▶ **RECORDS FOR THE TASK**
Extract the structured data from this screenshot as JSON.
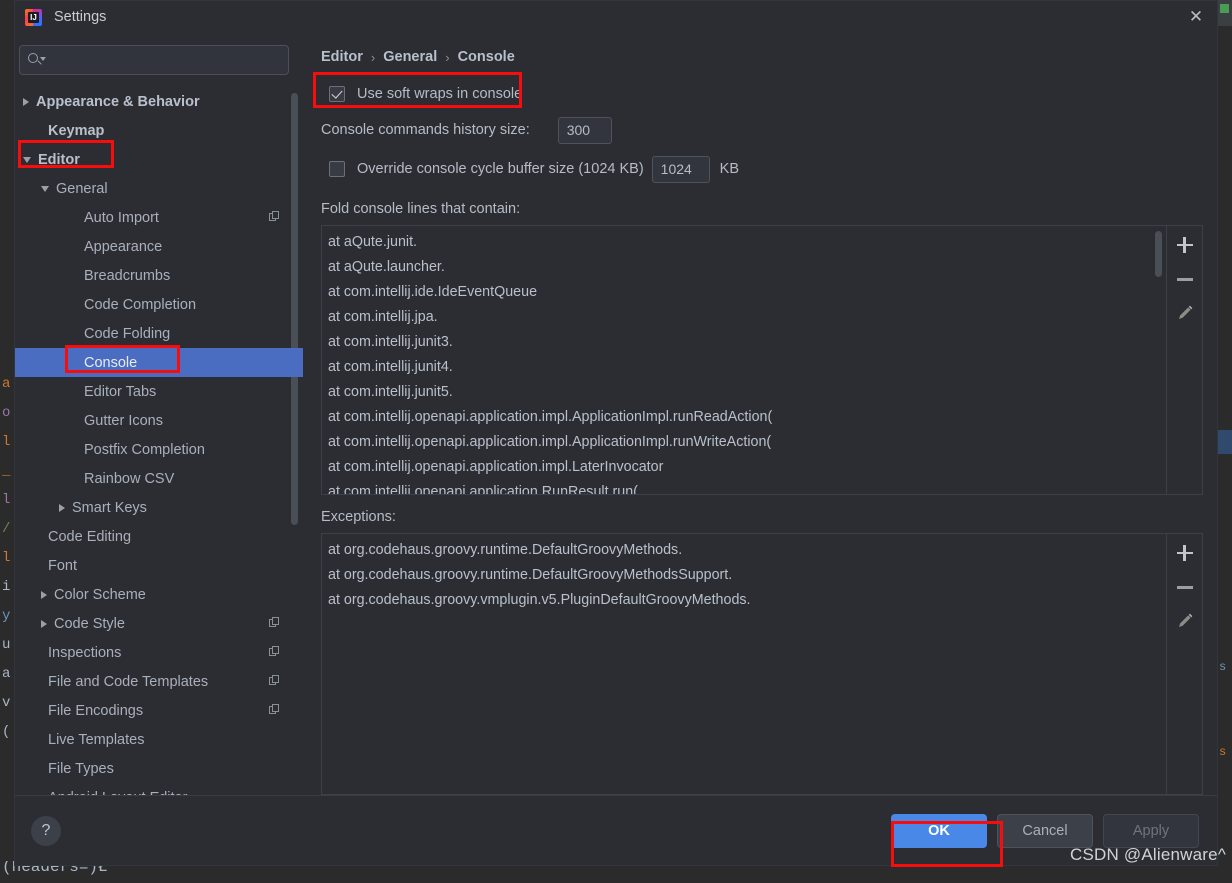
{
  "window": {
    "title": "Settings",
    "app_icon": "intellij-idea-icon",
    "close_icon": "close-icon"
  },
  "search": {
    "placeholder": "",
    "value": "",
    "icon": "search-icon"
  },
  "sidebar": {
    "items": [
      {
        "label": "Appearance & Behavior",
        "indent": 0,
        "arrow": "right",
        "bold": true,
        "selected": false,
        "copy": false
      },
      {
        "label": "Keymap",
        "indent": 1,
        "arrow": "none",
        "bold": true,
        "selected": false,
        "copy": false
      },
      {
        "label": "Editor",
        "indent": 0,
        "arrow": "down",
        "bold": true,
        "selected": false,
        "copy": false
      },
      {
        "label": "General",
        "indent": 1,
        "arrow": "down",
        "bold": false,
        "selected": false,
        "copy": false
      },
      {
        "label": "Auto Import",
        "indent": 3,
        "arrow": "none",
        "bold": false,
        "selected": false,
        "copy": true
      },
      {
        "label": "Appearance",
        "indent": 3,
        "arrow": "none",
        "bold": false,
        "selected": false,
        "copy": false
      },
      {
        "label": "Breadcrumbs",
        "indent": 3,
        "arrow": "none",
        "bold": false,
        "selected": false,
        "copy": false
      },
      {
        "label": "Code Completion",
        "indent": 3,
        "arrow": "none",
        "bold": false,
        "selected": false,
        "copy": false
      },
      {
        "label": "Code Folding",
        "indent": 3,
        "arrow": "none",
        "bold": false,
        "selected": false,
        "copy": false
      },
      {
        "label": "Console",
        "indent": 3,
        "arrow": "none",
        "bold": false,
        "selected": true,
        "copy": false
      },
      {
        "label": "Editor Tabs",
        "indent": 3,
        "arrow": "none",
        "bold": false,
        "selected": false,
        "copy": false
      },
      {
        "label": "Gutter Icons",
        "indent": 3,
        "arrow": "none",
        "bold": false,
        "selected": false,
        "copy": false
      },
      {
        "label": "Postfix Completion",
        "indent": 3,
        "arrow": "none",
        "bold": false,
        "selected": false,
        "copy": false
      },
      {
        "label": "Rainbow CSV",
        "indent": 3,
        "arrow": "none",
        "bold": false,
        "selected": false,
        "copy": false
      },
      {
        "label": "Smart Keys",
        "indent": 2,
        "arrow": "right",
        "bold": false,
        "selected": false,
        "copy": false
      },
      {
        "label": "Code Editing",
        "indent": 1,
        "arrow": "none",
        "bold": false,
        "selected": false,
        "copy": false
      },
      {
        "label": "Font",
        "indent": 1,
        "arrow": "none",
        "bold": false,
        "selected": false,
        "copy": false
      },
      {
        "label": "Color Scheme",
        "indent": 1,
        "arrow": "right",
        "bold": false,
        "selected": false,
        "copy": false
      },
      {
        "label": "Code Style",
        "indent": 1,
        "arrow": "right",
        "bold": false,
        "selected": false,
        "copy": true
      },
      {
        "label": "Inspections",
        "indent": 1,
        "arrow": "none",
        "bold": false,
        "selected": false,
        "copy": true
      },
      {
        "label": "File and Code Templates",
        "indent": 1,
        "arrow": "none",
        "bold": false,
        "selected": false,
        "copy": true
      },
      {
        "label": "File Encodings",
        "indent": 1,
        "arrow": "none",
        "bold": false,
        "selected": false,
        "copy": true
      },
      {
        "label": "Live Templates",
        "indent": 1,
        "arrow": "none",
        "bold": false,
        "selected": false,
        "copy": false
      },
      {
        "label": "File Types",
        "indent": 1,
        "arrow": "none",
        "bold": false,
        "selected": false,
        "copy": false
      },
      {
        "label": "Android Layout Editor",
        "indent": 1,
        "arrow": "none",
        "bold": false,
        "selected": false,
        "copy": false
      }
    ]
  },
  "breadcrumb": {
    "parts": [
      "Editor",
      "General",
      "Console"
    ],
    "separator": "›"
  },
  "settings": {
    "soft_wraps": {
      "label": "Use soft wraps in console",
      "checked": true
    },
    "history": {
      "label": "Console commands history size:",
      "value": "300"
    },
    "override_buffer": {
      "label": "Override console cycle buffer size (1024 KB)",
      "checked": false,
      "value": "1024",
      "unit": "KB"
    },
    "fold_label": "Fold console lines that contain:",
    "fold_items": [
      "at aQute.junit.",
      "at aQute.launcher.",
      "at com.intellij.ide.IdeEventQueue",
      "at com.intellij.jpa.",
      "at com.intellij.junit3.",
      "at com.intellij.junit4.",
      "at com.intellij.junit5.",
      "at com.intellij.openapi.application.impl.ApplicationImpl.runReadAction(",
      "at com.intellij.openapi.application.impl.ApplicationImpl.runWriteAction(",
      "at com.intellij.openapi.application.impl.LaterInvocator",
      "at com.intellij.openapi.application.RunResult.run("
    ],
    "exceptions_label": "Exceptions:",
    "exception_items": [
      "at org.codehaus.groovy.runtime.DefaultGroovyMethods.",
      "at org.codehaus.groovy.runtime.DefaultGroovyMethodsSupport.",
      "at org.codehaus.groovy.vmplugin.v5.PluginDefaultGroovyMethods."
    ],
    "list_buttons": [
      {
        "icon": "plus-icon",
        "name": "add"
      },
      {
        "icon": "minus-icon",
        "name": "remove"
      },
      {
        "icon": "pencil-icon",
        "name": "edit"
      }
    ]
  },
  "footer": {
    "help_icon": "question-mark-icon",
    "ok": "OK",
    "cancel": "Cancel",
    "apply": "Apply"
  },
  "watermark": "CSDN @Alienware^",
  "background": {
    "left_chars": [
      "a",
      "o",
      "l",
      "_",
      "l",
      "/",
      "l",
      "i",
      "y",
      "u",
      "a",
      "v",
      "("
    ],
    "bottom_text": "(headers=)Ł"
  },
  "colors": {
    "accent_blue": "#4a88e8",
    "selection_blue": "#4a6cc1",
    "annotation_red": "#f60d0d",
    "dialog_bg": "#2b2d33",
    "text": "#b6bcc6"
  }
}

---

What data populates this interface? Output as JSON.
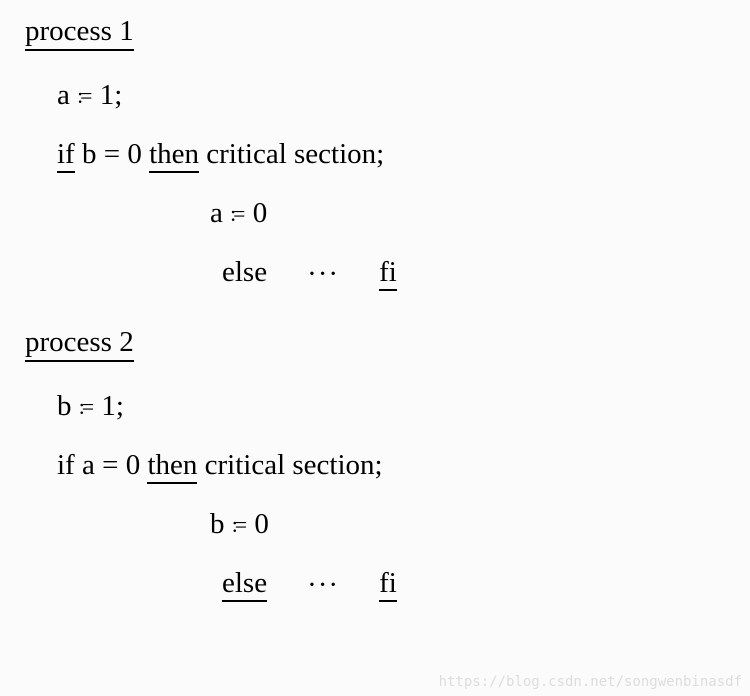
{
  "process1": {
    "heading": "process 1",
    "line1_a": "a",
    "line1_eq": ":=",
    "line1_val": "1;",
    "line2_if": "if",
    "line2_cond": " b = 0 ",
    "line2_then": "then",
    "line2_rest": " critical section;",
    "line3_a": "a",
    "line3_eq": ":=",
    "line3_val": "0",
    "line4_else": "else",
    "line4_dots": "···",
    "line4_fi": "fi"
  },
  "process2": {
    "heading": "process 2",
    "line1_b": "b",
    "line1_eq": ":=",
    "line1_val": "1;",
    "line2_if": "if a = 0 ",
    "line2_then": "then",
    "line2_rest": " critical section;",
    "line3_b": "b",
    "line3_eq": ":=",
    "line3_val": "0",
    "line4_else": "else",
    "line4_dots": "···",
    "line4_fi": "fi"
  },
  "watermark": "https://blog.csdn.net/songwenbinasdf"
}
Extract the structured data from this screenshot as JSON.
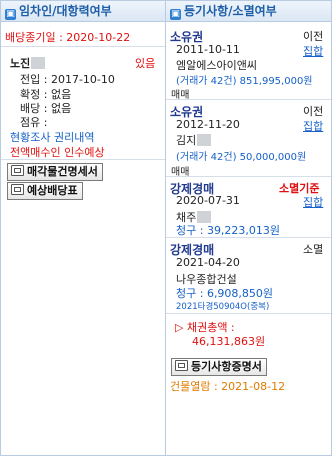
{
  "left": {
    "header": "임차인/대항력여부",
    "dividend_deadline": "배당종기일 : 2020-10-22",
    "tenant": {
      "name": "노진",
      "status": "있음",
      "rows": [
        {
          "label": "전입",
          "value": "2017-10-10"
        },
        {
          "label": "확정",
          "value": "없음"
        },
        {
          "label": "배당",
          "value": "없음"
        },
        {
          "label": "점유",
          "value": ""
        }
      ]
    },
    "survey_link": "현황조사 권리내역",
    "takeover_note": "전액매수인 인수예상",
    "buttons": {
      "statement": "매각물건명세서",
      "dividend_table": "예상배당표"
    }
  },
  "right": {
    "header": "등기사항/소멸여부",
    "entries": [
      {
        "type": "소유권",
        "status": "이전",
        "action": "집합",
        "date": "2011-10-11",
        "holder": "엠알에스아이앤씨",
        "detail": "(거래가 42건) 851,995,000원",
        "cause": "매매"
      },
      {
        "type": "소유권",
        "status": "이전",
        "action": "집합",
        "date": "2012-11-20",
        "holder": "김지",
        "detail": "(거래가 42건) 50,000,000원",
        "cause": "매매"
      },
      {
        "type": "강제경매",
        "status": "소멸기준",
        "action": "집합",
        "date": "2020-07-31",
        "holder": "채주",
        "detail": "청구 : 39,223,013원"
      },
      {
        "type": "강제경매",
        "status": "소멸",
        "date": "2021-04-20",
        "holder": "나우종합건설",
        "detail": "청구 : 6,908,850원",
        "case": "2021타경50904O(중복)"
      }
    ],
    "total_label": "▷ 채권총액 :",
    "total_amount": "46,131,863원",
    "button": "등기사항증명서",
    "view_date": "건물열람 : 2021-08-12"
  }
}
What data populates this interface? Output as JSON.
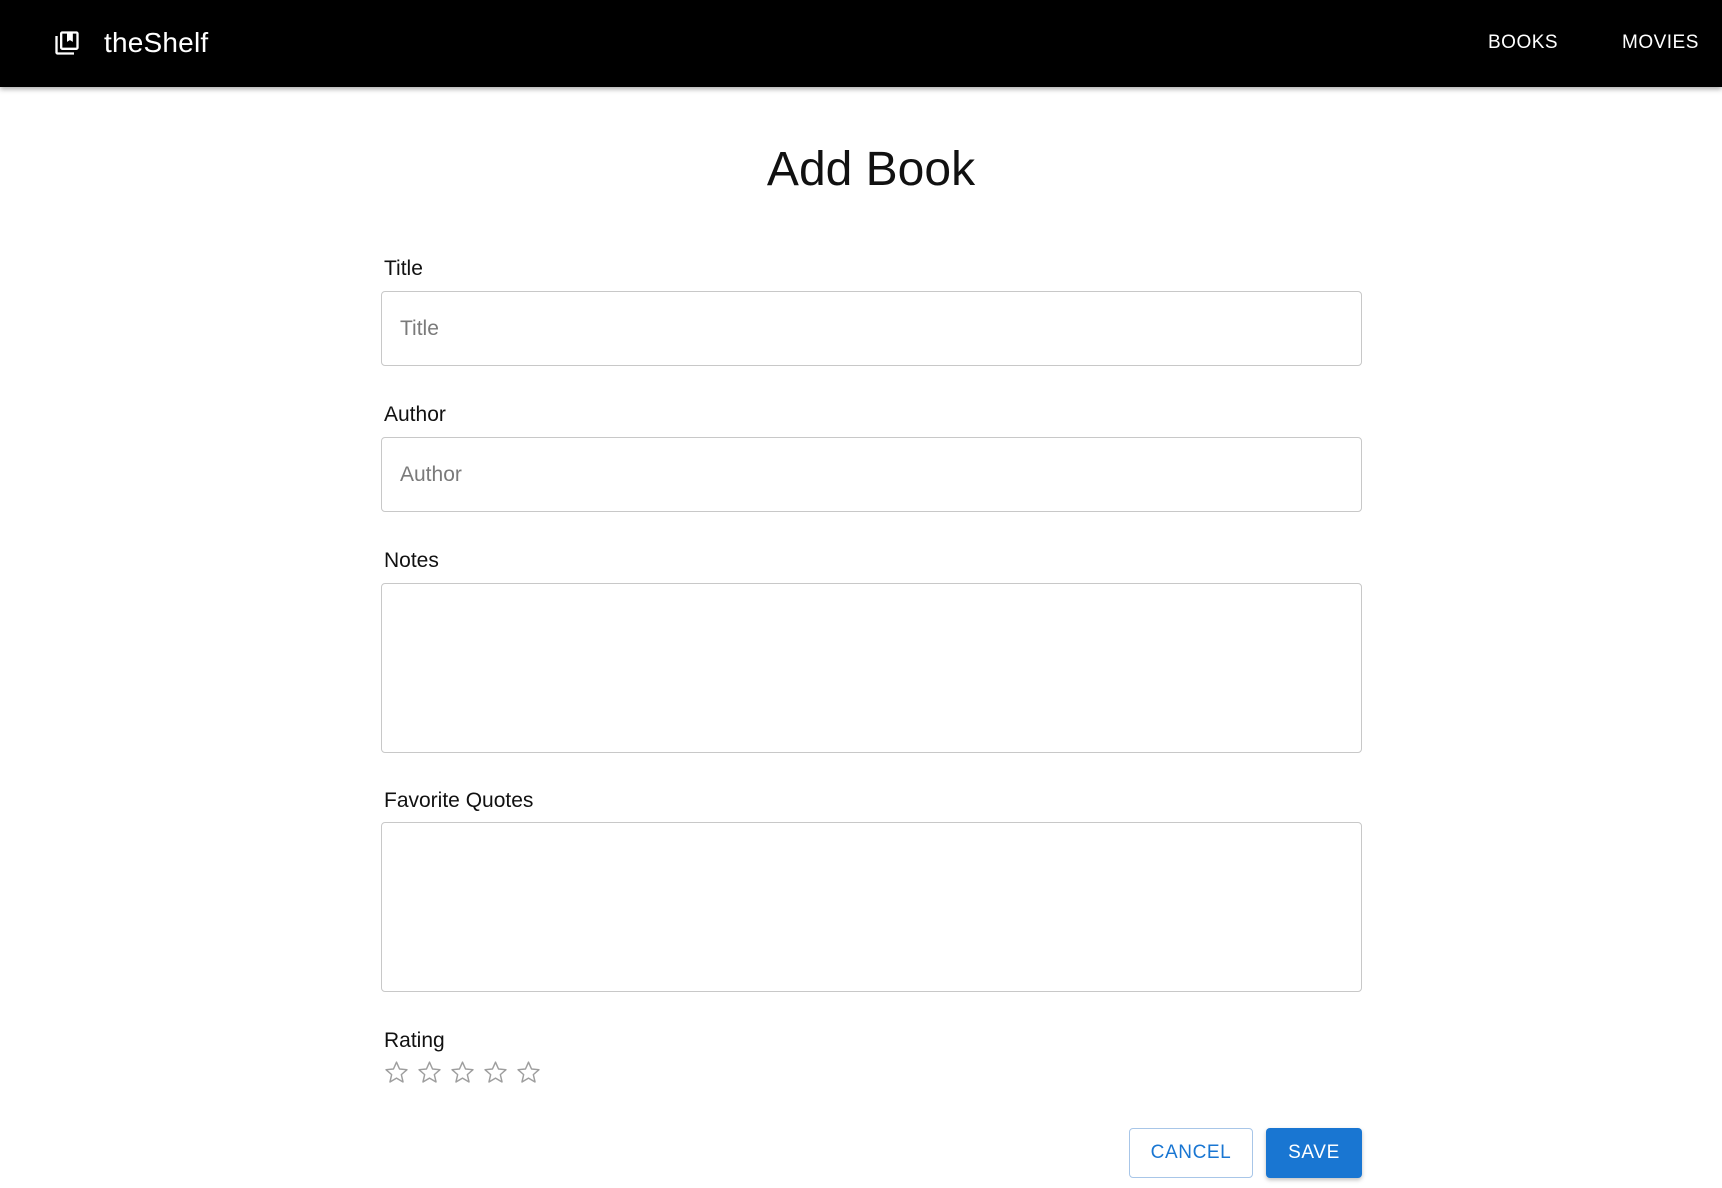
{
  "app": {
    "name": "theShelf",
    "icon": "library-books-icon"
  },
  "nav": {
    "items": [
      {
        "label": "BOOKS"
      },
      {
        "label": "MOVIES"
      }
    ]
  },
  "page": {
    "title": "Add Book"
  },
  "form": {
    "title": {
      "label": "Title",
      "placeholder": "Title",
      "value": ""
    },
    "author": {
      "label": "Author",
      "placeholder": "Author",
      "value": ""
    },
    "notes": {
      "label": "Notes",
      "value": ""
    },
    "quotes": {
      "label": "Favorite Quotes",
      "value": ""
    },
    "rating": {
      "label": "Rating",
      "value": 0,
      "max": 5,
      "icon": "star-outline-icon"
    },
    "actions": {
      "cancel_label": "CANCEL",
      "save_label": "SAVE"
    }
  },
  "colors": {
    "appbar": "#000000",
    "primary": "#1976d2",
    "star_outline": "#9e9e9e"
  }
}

--

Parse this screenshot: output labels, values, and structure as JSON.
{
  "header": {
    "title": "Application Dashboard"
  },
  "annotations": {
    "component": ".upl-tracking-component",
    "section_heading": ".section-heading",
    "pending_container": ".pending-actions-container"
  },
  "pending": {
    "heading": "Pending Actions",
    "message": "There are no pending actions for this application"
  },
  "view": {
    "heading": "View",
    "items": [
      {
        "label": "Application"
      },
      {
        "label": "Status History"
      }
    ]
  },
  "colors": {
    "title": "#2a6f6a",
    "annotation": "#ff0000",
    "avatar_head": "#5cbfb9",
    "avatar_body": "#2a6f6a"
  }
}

▶ **PROBLEM TO WORK ON**
In the entries above, find each line with the word "impl" and show it.

▶ **WRITTEN ANSWER**
      "at com.intellij.openapi.application.impl.ApplicationImpl.runReadAction(",
      "at com.intellij.openapi.application.impl.ApplicationImpl.runWriteAction(",
      "at com.intellij.openapi.application.impl.LaterInvocator",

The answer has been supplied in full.